##### Recorded data

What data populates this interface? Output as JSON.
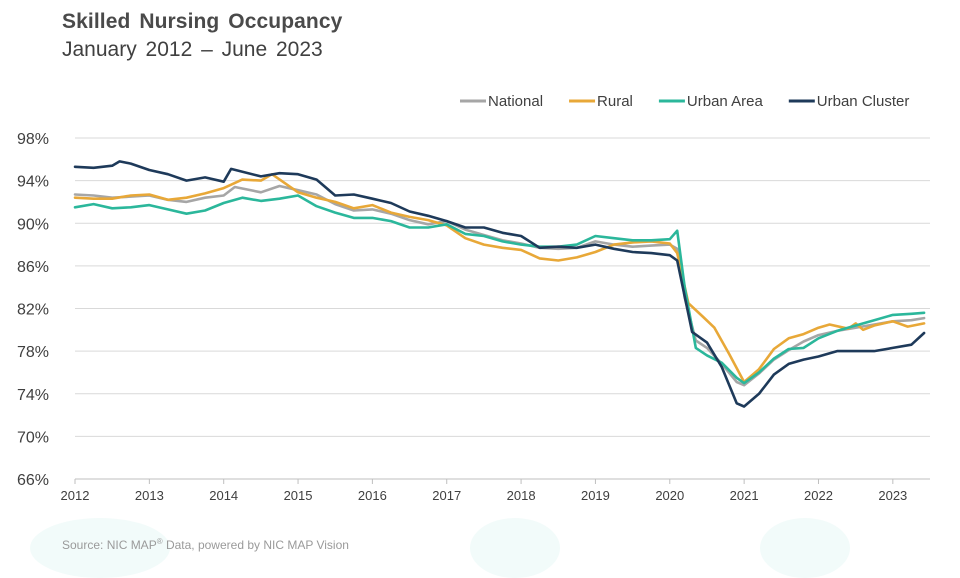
{
  "header": {
    "title": "Skilled Nursing Occupancy",
    "subtitle": "January 2012 – June 2023"
  },
  "footer": {
    "source_prefix": "Source: NIC MAP",
    "source_reg": "®",
    "source_suffix": " Data, powered by NIC MAP Vision"
  },
  "chart_data": {
    "type": "line",
    "title": "Skilled Nursing Occupancy",
    "subtitle": "January 2012 – June 2023",
    "xlabel": "",
    "ylabel": "",
    "xlim": [
      2012,
      2023.5
    ],
    "ylim": [
      66,
      98
    ],
    "yticks": [
      98,
      94,
      90,
      86,
      82,
      78,
      74,
      70,
      66
    ],
    "ytick_labels": [
      "98%",
      "94%",
      "90%",
      "86%",
      "82%",
      "78%",
      "74%",
      "70%",
      "66%"
    ],
    "xticks": [
      2012,
      2013,
      2014,
      2015,
      2016,
      2017,
      2018,
      2019,
      2020,
      2021,
      2022,
      2023
    ],
    "xtick_labels": [
      "2012",
      "2013",
      "2014",
      "2015",
      "2016",
      "2017",
      "2018",
      "2019",
      "2020",
      "2021",
      "2022",
      "2023"
    ],
    "grid": "horizontal",
    "legend_position": "top-right",
    "series": [
      {
        "name": "National",
        "color": "#a6a6a6",
        "points": [
          [
            2012.0,
            92.7
          ],
          [
            2012.25,
            92.6
          ],
          [
            2012.5,
            92.4
          ],
          [
            2012.75,
            92.5
          ],
          [
            2013.0,
            92.6
          ],
          [
            2013.25,
            92.2
          ],
          [
            2013.5,
            92.0
          ],
          [
            2013.75,
            92.4
          ],
          [
            2014.0,
            92.6
          ],
          [
            2014.15,
            93.4
          ],
          [
            2014.5,
            92.9
          ],
          [
            2014.75,
            93.5
          ],
          [
            2015.0,
            93.1
          ],
          [
            2015.25,
            92.7
          ],
          [
            2015.5,
            91.8
          ],
          [
            2015.75,
            91.2
          ],
          [
            2016.0,
            91.3
          ],
          [
            2016.25,
            90.9
          ],
          [
            2016.5,
            90.3
          ],
          [
            2016.75,
            89.9
          ],
          [
            2017.0,
            90.2
          ],
          [
            2017.25,
            89.4
          ],
          [
            2017.5,
            88.9
          ],
          [
            2017.75,
            88.4
          ],
          [
            2018.0,
            88.1
          ],
          [
            2018.25,
            87.7
          ],
          [
            2018.5,
            87.6
          ],
          [
            2018.75,
            87.7
          ],
          [
            2019.0,
            88.3
          ],
          [
            2019.25,
            88.0
          ],
          [
            2019.5,
            87.8
          ],
          [
            2019.75,
            87.9
          ],
          [
            2020.0,
            88.0
          ],
          [
            2020.1,
            87.6
          ],
          [
            2020.2,
            83.0
          ],
          [
            2020.35,
            79.0
          ],
          [
            2020.5,
            78.3
          ],
          [
            2020.7,
            76.8
          ],
          [
            2020.9,
            75.1
          ],
          [
            2021.0,
            74.8
          ],
          [
            2021.2,
            75.9
          ],
          [
            2021.4,
            77.2
          ],
          [
            2021.6,
            78.1
          ],
          [
            2021.8,
            78.9
          ],
          [
            2022.0,
            79.5
          ],
          [
            2022.25,
            79.9
          ],
          [
            2022.5,
            80.2
          ],
          [
            2022.75,
            80.5
          ],
          [
            2023.0,
            80.8
          ],
          [
            2023.25,
            80.9
          ],
          [
            2023.42,
            81.1
          ]
        ]
      },
      {
        "name": "Rural",
        "color": "#e8a838",
        "points": [
          [
            2012.0,
            92.4
          ],
          [
            2012.25,
            92.3
          ],
          [
            2012.5,
            92.3
          ],
          [
            2012.75,
            92.6
          ],
          [
            2013.0,
            92.7
          ],
          [
            2013.25,
            92.2
          ],
          [
            2013.5,
            92.4
          ],
          [
            2013.75,
            92.8
          ],
          [
            2014.0,
            93.3
          ],
          [
            2014.25,
            94.1
          ],
          [
            2014.5,
            94.0
          ],
          [
            2014.65,
            94.6
          ],
          [
            2015.0,
            92.9
          ],
          [
            2015.25,
            92.4
          ],
          [
            2015.5,
            92.0
          ],
          [
            2015.75,
            91.4
          ],
          [
            2016.0,
            91.7
          ],
          [
            2016.25,
            91.0
          ],
          [
            2016.5,
            90.6
          ],
          [
            2016.75,
            90.3
          ],
          [
            2017.0,
            89.8
          ],
          [
            2017.25,
            88.6
          ],
          [
            2017.5,
            88.0
          ],
          [
            2017.75,
            87.7
          ],
          [
            2018.0,
            87.5
          ],
          [
            2018.25,
            86.7
          ],
          [
            2018.5,
            86.5
          ],
          [
            2018.75,
            86.8
          ],
          [
            2019.0,
            87.3
          ],
          [
            2019.25,
            88.0
          ],
          [
            2019.5,
            88.2
          ],
          [
            2019.75,
            88.3
          ],
          [
            2020.0,
            88.1
          ],
          [
            2020.1,
            87.2
          ],
          [
            2020.25,
            82.5
          ],
          [
            2020.45,
            81.2
          ],
          [
            2020.6,
            80.2
          ],
          [
            2020.8,
            77.7
          ],
          [
            2021.0,
            75.1
          ],
          [
            2021.2,
            76.3
          ],
          [
            2021.4,
            78.2
          ],
          [
            2021.6,
            79.2
          ],
          [
            2021.8,
            79.6
          ],
          [
            2022.0,
            80.2
          ],
          [
            2022.15,
            80.5
          ],
          [
            2022.4,
            80.1
          ],
          [
            2022.5,
            80.6
          ],
          [
            2022.6,
            80.0
          ],
          [
            2022.75,
            80.4
          ],
          [
            2023.0,
            80.8
          ],
          [
            2023.2,
            80.3
          ],
          [
            2023.42,
            80.6
          ]
        ]
      },
      {
        "name": "Urban Area",
        "color": "#2bb79b",
        "points": [
          [
            2012.0,
            91.5
          ],
          [
            2012.25,
            91.8
          ],
          [
            2012.5,
            91.4
          ],
          [
            2012.75,
            91.5
          ],
          [
            2013.0,
            91.7
          ],
          [
            2013.25,
            91.3
          ],
          [
            2013.5,
            90.9
          ],
          [
            2013.75,
            91.2
          ],
          [
            2014.0,
            91.9
          ],
          [
            2014.25,
            92.4
          ],
          [
            2014.5,
            92.1
          ],
          [
            2014.75,
            92.3
          ],
          [
            2015.0,
            92.6
          ],
          [
            2015.25,
            91.6
          ],
          [
            2015.5,
            91.0
          ],
          [
            2015.75,
            90.5
          ],
          [
            2016.0,
            90.5
          ],
          [
            2016.25,
            90.2
          ],
          [
            2016.5,
            89.6
          ],
          [
            2016.75,
            89.6
          ],
          [
            2017.0,
            89.9
          ],
          [
            2017.25,
            89.0
          ],
          [
            2017.5,
            88.8
          ],
          [
            2017.75,
            88.3
          ],
          [
            2018.0,
            88.0
          ],
          [
            2018.25,
            87.8
          ],
          [
            2018.5,
            87.8
          ],
          [
            2018.75,
            88.0
          ],
          [
            2019.0,
            88.8
          ],
          [
            2019.25,
            88.6
          ],
          [
            2019.5,
            88.4
          ],
          [
            2019.75,
            88.4
          ],
          [
            2020.0,
            88.5
          ],
          [
            2020.1,
            89.3
          ],
          [
            2020.2,
            84.0
          ],
          [
            2020.35,
            78.3
          ],
          [
            2020.5,
            77.6
          ],
          [
            2020.7,
            76.9
          ],
          [
            2020.9,
            75.5
          ],
          [
            2021.0,
            75.0
          ],
          [
            2021.2,
            76.0
          ],
          [
            2021.4,
            77.3
          ],
          [
            2021.6,
            78.2
          ],
          [
            2021.8,
            78.3
          ],
          [
            2022.0,
            79.2
          ],
          [
            2022.25,
            79.9
          ],
          [
            2022.5,
            80.4
          ],
          [
            2022.75,
            80.9
          ],
          [
            2023.0,
            81.4
          ],
          [
            2023.25,
            81.5
          ],
          [
            2023.42,
            81.6
          ]
        ]
      },
      {
        "name": "Urban Cluster",
        "color": "#1e3a5a",
        "points": [
          [
            2012.0,
            95.3
          ],
          [
            2012.25,
            95.2
          ],
          [
            2012.5,
            95.4
          ],
          [
            2012.6,
            95.8
          ],
          [
            2012.75,
            95.6
          ],
          [
            2013.0,
            95.0
          ],
          [
            2013.25,
            94.6
          ],
          [
            2013.5,
            94.0
          ],
          [
            2013.75,
            94.3
          ],
          [
            2014.0,
            93.9
          ],
          [
            2014.1,
            95.1
          ],
          [
            2014.5,
            94.4
          ],
          [
            2014.75,
            94.7
          ],
          [
            2015.0,
            94.6
          ],
          [
            2015.25,
            94.1
          ],
          [
            2015.5,
            92.6
          ],
          [
            2015.75,
            92.7
          ],
          [
            2016.0,
            92.3
          ],
          [
            2016.25,
            91.9
          ],
          [
            2016.5,
            91.1
          ],
          [
            2016.75,
            90.7
          ],
          [
            2017.0,
            90.2
          ],
          [
            2017.25,
            89.6
          ],
          [
            2017.5,
            89.6
          ],
          [
            2017.75,
            89.1
          ],
          [
            2018.0,
            88.8
          ],
          [
            2018.25,
            87.7
          ],
          [
            2018.5,
            87.8
          ],
          [
            2018.75,
            87.7
          ],
          [
            2019.0,
            88.0
          ],
          [
            2019.25,
            87.6
          ],
          [
            2019.5,
            87.3
          ],
          [
            2019.75,
            87.2
          ],
          [
            2020.0,
            87.0
          ],
          [
            2020.1,
            86.5
          ],
          [
            2020.3,
            79.8
          ],
          [
            2020.5,
            78.8
          ],
          [
            2020.7,
            76.5
          ],
          [
            2020.9,
            73.1
          ],
          [
            2021.0,
            72.8
          ],
          [
            2021.2,
            74.0
          ],
          [
            2021.4,
            75.8
          ],
          [
            2021.6,
            76.8
          ],
          [
            2021.8,
            77.2
          ],
          [
            2022.0,
            77.5
          ],
          [
            2022.25,
            78.0
          ],
          [
            2022.5,
            78.0
          ],
          [
            2022.75,
            78.0
          ],
          [
            2023.0,
            78.3
          ],
          [
            2023.25,
            78.6
          ],
          [
            2023.42,
            79.7
          ]
        ]
      }
    ]
  }
}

##########

§ Written request
Select and copy every line of the material that holds the string "June".

§ Problem solution
    "subtitle": "January 2012 – June 2023"
    "subtitle": "January 2012 – June 2023",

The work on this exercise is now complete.